#### [Requirement]
Leave every picture out and write out the records below exactly.

#### [Material shown]

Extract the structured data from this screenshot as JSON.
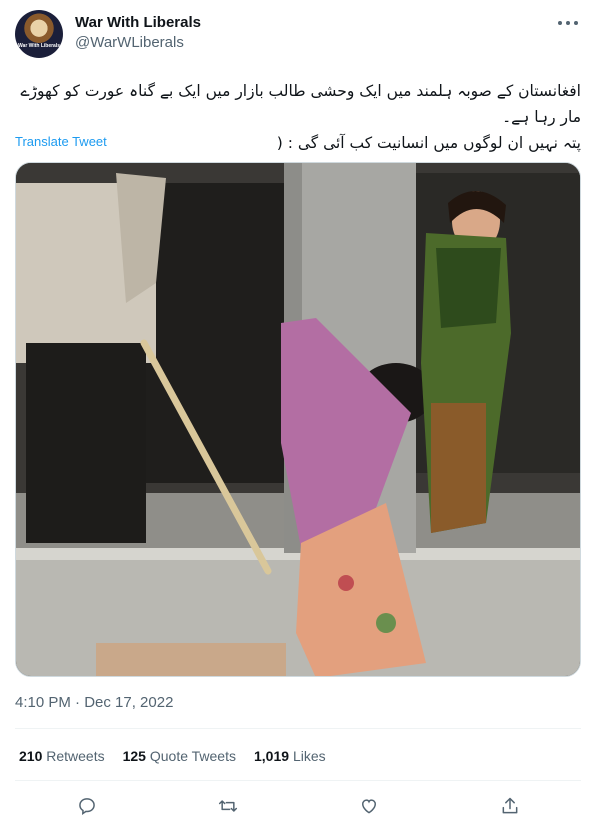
{
  "author": {
    "display_name": "War With Liberals",
    "handle": "@WarWLiberals",
    "avatar_caption": "War With Liberals"
  },
  "tweet": {
    "text_line1": "افغانستان کے صوبہ ہلمند میں ایک وحشی طالب بازار میں ایک بے گناہ عورت کو کھوڑے مار رہا ہے۔",
    "text_line2": "پتہ نہیں ان لوگوں میں انسانیت کب آئی گی : (",
    "translate_label": "Translate Tweet",
    "timestamp": "4:10 PM · Dec 17, 2022"
  },
  "stats": {
    "retweets_count": "210",
    "retweets_label": "Retweets",
    "quotes_count": "125",
    "quotes_label": "Quote Tweets",
    "likes_count": "1,019",
    "likes_label": "Likes"
  },
  "actions": {
    "reply_icon": "reply-icon",
    "retweet_icon": "retweet-icon",
    "like_icon": "heart-icon",
    "share_icon": "share-icon"
  },
  "colors": {
    "link": "#1d9bf0",
    "secondary_text": "#536471",
    "divider": "#eff3f4"
  }
}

#### [Exercise result]
Extract the structured data from this screenshot as JSON.
{
  "author": {
    "display_name": "War With Liberals",
    "handle": "@WarWLiberals",
    "avatar_caption": "War With Liberals"
  },
  "tweet": {
    "text_line1": "افغانستان کے صوبہ ہلمند میں ایک وحشی طالب بازار میں ایک بے گناہ عورت کو کھوڑے مار رہا ہے۔",
    "text_line2": "پتہ نہیں ان لوگوں میں انسانیت کب آئی گی : (",
    "translate_label": "Translate Tweet",
    "timestamp": "4:10 PM · Dec 17, 2022"
  },
  "stats": {
    "retweets_count": "210",
    "retweets_label": "Retweets",
    "quotes_count": "125",
    "quotes_label": "Quote Tweets",
    "likes_count": "1,019",
    "likes_label": "Likes"
  },
  "actions": {
    "reply_icon": "reply-icon",
    "retweet_icon": "retweet-icon",
    "like_icon": "heart-icon",
    "share_icon": "share-icon"
  },
  "colors": {
    "link": "#1d9bf0",
    "secondary_text": "#536471",
    "divider": "#eff3f4"
  }
}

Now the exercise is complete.